Request:
Write out only the lines running from the one that contains "Type out the text in this image." to the end of the material, both ends included.

[Raw records]
···

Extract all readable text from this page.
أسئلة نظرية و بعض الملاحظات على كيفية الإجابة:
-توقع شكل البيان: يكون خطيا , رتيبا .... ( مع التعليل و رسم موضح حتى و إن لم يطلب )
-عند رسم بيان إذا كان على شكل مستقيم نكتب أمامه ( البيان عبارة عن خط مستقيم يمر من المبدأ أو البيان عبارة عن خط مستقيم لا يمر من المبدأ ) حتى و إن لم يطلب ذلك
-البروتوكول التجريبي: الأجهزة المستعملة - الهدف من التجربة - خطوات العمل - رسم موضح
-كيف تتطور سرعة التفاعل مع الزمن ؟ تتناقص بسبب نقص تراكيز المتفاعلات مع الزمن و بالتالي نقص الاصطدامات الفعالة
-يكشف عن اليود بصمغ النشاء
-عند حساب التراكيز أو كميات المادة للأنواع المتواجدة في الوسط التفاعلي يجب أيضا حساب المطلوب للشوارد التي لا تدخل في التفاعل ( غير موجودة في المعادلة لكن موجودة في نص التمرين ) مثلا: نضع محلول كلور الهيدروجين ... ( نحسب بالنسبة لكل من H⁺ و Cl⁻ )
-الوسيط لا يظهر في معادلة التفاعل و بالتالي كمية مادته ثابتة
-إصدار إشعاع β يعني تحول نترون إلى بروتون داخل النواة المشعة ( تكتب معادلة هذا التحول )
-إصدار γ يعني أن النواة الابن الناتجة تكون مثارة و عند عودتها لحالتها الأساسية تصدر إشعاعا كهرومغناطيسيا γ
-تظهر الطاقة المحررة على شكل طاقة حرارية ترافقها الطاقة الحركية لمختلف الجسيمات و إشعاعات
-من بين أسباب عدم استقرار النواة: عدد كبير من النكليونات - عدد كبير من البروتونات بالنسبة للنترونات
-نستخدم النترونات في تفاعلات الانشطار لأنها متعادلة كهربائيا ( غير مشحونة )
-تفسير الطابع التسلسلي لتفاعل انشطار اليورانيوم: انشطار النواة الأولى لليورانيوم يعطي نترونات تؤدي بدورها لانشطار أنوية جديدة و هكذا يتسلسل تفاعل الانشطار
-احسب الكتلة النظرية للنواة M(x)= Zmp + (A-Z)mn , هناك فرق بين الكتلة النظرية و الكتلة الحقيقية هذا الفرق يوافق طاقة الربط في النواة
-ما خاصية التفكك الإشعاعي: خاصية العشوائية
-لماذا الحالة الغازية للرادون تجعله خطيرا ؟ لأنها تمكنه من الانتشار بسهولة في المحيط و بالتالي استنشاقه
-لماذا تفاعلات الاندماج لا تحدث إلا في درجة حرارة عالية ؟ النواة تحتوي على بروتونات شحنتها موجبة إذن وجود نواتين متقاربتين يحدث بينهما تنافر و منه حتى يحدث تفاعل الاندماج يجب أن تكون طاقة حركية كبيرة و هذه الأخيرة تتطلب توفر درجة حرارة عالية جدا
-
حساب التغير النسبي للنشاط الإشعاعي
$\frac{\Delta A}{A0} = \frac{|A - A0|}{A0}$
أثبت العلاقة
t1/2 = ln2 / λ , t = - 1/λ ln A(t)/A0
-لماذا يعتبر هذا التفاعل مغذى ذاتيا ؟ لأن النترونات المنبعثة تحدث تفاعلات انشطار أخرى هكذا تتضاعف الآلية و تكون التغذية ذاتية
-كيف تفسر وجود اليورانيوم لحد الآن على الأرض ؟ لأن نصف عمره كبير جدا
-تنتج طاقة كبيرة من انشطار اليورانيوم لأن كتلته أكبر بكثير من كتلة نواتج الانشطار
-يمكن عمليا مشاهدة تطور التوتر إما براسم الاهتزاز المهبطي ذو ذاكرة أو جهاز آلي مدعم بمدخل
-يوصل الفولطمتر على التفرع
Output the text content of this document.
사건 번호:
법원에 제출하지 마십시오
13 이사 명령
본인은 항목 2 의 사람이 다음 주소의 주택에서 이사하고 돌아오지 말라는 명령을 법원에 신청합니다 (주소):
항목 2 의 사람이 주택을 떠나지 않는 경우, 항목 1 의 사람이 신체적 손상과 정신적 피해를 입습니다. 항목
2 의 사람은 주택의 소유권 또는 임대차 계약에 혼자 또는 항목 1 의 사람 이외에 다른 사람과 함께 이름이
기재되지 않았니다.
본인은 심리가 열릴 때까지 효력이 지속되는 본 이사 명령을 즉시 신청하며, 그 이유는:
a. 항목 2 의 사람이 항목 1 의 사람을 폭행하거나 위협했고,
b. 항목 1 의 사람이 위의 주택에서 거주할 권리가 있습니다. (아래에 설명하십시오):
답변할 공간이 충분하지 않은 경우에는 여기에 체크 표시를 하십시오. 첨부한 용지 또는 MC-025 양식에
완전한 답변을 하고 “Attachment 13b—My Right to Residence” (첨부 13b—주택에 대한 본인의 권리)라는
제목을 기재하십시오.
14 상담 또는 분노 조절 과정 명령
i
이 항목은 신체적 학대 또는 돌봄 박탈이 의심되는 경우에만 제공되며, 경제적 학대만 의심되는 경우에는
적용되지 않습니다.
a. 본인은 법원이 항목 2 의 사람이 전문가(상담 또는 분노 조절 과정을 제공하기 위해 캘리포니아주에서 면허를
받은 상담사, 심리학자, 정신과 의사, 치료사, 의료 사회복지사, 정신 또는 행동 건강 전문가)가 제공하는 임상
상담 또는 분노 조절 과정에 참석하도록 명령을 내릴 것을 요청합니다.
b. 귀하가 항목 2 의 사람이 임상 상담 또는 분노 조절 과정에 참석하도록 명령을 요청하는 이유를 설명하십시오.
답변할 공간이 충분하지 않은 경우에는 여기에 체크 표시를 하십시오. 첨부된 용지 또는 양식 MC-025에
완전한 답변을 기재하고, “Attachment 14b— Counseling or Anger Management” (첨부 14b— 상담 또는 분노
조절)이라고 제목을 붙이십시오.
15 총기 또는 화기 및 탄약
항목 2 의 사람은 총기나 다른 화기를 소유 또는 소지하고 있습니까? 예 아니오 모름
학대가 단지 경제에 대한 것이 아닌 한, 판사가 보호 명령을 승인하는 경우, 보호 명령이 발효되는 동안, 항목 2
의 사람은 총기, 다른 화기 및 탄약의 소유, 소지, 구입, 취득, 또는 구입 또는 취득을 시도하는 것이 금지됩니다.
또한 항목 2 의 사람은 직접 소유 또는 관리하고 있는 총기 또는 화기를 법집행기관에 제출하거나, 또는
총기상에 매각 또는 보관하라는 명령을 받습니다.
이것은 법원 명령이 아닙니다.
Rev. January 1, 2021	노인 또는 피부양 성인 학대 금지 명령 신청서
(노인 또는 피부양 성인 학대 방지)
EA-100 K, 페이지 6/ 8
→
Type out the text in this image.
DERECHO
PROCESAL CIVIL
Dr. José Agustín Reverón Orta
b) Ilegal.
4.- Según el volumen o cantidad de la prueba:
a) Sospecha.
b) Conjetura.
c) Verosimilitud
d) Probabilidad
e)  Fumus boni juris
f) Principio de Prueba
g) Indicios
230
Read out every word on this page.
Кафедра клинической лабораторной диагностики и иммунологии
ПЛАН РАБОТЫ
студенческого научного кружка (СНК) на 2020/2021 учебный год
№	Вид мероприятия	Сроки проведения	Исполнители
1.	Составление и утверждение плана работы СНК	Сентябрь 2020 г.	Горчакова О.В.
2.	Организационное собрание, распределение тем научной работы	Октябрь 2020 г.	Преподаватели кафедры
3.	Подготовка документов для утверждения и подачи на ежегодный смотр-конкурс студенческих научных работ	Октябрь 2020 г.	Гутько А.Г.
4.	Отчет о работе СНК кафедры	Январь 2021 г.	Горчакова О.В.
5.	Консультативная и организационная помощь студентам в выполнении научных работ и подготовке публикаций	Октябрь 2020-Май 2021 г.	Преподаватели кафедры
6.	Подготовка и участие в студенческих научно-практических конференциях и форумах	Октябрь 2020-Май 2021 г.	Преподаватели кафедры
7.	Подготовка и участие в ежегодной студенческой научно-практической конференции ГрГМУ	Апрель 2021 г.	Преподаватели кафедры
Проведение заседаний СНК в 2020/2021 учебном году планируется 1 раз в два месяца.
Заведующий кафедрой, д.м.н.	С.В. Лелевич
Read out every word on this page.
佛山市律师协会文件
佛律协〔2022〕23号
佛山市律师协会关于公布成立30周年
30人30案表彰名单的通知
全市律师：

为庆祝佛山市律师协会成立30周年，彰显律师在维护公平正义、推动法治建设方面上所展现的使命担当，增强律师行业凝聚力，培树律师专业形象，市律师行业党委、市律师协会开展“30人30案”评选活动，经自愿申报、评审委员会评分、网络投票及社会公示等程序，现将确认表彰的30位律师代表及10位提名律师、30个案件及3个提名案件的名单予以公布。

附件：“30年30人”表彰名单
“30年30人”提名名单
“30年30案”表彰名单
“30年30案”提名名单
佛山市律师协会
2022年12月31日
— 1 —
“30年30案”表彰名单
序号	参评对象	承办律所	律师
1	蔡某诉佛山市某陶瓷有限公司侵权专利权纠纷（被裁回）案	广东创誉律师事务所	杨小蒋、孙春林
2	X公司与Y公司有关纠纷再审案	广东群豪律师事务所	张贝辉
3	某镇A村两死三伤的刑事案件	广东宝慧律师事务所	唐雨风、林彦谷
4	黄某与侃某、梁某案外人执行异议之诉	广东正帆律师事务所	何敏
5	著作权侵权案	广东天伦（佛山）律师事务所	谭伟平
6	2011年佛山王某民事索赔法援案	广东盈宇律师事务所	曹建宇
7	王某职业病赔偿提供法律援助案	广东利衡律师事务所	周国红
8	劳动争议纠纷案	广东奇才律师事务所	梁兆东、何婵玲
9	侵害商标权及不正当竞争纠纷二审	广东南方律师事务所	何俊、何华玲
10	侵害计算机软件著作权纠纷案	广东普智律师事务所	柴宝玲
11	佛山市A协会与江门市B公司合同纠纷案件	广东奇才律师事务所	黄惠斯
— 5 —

···

Solved exercise:
Type out the text in this image.
DERECHO
PROCESAL CIVIL
Dr. José Agustín Reverón Orta
b) Ilegal.
4.- Según el volumen o cantidad de la prueba:
a) Sospecha.
b) Conjetura.
c) Verosimilitud
d) Probabilidad
e)  Fumus boni juris
f) Principio de Prueba
g) Indicios
230
Read out every word on this page.
Кафедра клинической лабораторной диагностики и иммунологии
ПЛАН РАБОТЫ
студенческого научного кружка (СНК) на 2020/2021 учебный год
№	Вид мероприятия	Сроки проведения	Исполнители
1.	Составление и утверждение плана работы СНК	Сентябрь 2020 г.	Горчакова О.В.
2.	Организационное собрание, распределение тем научной работы	Октябрь 2020 г.	Преподаватели кафедры
3.	Подготовка документов для утверждения и подачи на ежегодный смотр-конкурс студенческих научных работ	Октябрь 2020 г.	Гутько А.Г.
4.	Отчет о работе СНК кафедры	Январь 2021 г.	Горчакова О.В.
5.	Консультативная и организационная помощь студентам в выполнении научных работ и подготовке публикаций	Октябрь 2020-Май 2021 г.	Преподаватели кафедры
6.	Подготовка и участие в студенческих научно-практических конференциях и форумах	Октябрь 2020-Май 2021 г.	Преподаватели кафедры
7.	Подготовка и участие в ежегодной студенческой научно-практической конференции ГрГМУ	Апрель 2021 г.	Преподаватели кафедры
Проведение заседаний СНК в 2020/2021 учебном году планируется 1 раз в два месяца.
Заведующий кафедрой, д.м.н.	С.В. Лелевич
Read out every word on this page.
佛山市律师协会文件
佛律协〔2022〕23号
佛山市律师协会关于公布成立30周年
30人30案表彰名单的通知
全市律师：

为庆祝佛山市律师协会成立30周年，彰显律师在维护公平正义、推动法治建设方面上所展现的使命担当，增强律师行业凝聚力，培树律师专业形象，市律师行业党委、市律师协会开展“30人30案”评选活动，经自愿申报、评审委员会评分、网络投票及社会公示等程序，现将确认表彰的30位律师代表及10位提名律师、30个案件及3个提名案件的名单予以公布。

附件：“30年30人”表彰名单
“30年30人”提名名单
“30年30案”表彰名单
“30年30案”提名名单
佛山市律师协会
2022年12月31日
— 1 —
“30年30案”表彰名单
序号	参评对象	承办律所	律师
1	蔡某诉佛山市某陶瓷有限公司侵权专利权纠纷（被裁回）案	广东创誉律师事务所	杨小蒋、孙春林
2	X公司与Y公司有关纠纷再审案	广东群豪律师事务所	张贝辉
3	某镇A村两死三伤的刑事案件	广东宝慧律师事务所	唐雨风、林彦谷
4	黄某与侃某、梁某案外人执行异议之诉	广东正帆律师事务所	何敏
5	著作权侵权案	广东天伦（佛山）律师事务所	谭伟平
6	2011年佛山王某民事索赔法援案	广东盈宇律师事务所	曹建宇
7	王某职业病赔偿提供法律援助案	广东利衡律师事务所	周国红
8	劳动争议纠纷案	广东奇才律师事务所	梁兆东、何婵玲
9	侵害商标权及不正当竞争纠纷二审	广东南方律师事务所	何俊、何华玲
10	侵害计算机软件著作权纠纷案	广东普智律师事务所	柴宝玲
11	佛山市A协会与江门市B公司合同纠纷案件	广东奇才律师事务所	黄惠斯
— 5 —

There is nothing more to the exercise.